Directive: Retype the whole listing verbatim and keep the pictures out of it.

------------------------

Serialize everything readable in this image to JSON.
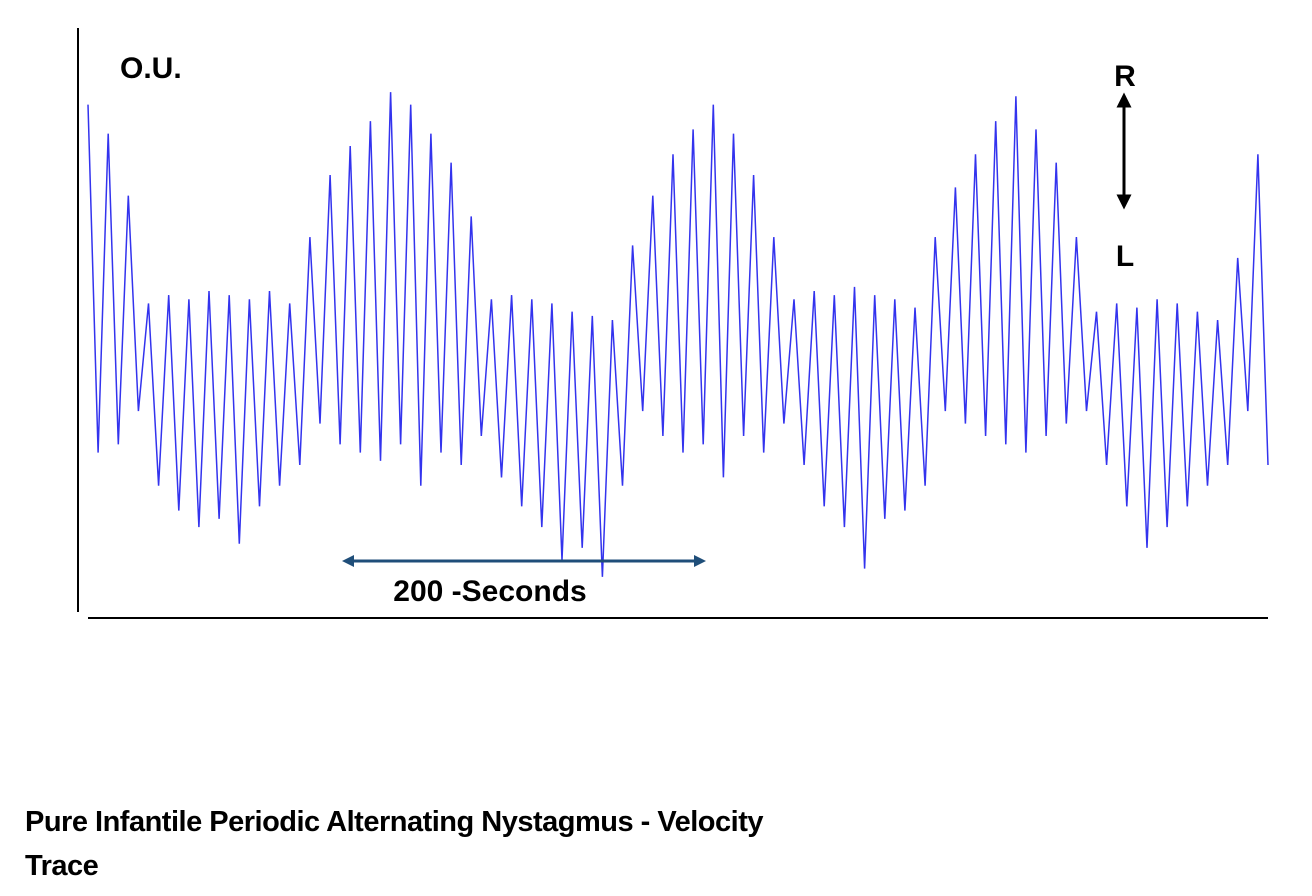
{
  "chart_data": {
    "type": "line",
    "title": "Pure Infantile Periodic Alternating Nystagmus - Velocity Trace",
    "annotations": [
      "O.U.",
      "R",
      "L",
      "200 -Seconds"
    ],
    "series": [
      {
        "color": "#3333ee",
        "values": [
          62,
          -22,
          55,
          -20,
          40,
          -12,
          14,
          -30,
          16,
          -36,
          15,
          -40,
          17,
          -38,
          16,
          -44,
          15,
          -35,
          17,
          -30,
          14,
          -25,
          30,
          -15,
          45,
          -20,
          52,
          -22,
          58,
          -24,
          65,
          -20,
          62,
          -30,
          55,
          -22,
          48,
          -25,
          35,
          -18,
          15,
          -28,
          16,
          -35,
          15,
          -40,
          14,
          -48,
          12,
          -45,
          11,
          -52,
          10,
          -30,
          28,
          -12,
          40,
          -18,
          50,
          -22,
          56,
          -20,
          62,
          -28,
          55,
          -18,
          45,
          -22,
          30,
          -15,
          15,
          -25,
          17,
          -35,
          16,
          -40,
          18,
          -50,
          16,
          -38,
          15,
          -36,
          13,
          -30,
          30,
          -12,
          42,
          -15,
          50,
          -18,
          58,
          -20,
          64,
          -22,
          56,
          -18,
          48,
          -15,
          30,
          -12,
          12,
          -25,
          14,
          -35,
          13,
          -45,
          15,
          -40,
          14,
          -35,
          12,
          -30,
          10,
          -25,
          25,
          -12,
          50,
          -25
        ]
      }
    ],
    "ylim": [
      -60,
      80
    ]
  }
}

------------------------

Result of this task:
Serialize everything readable in this image to JSON.
{
  "chart_data": {
    "type": "line",
    "title": "Pure Infantile Periodic Alternating Nystagmus - Velocity Trace",
    "annotations": [
      "O.U.",
      "R",
      "L",
      "200 -Seconds"
    ],
    "series": [
      {
        "color": "#3333ee",
        "values": [
          62,
          -22,
          55,
          -20,
          40,
          -12,
          14,
          -30,
          16,
          -36,
          15,
          -40,
          17,
          -38,
          16,
          -44,
          15,
          -35,
          17,
          -30,
          14,
          -25,
          30,
          -15,
          45,
          -20,
          52,
          -22,
          58,
          -24,
          65,
          -20,
          62,
          -30,
          55,
          -22,
          48,
          -25,
          35,
          -18,
          15,
          -28,
          16,
          -35,
          15,
          -40,
          14,
          -48,
          12,
          -45,
          11,
          -52,
          10,
          -30,
          28,
          -12,
          40,
          -18,
          50,
          -22,
          56,
          -20,
          62,
          -28,
          55,
          -18,
          45,
          -22,
          30,
          -15,
          15,
          -25,
          17,
          -35,
          16,
          -40,
          18,
          -50,
          16,
          -38,
          15,
          -36,
          13,
          -30,
          30,
          -12,
          42,
          -15,
          50,
          -18,
          58,
          -20,
          64,
          -22,
          56,
          -18,
          48,
          -15,
          30,
          -12,
          12,
          -25,
          14,
          -35,
          13,
          -45,
          15,
          -40,
          14,
          -35,
          12,
          -30,
          10,
          -25,
          25,
          -12,
          50,
          -25
        ]
      }
    ],
    "ylim": [
      -60,
      80
    ]
  }
}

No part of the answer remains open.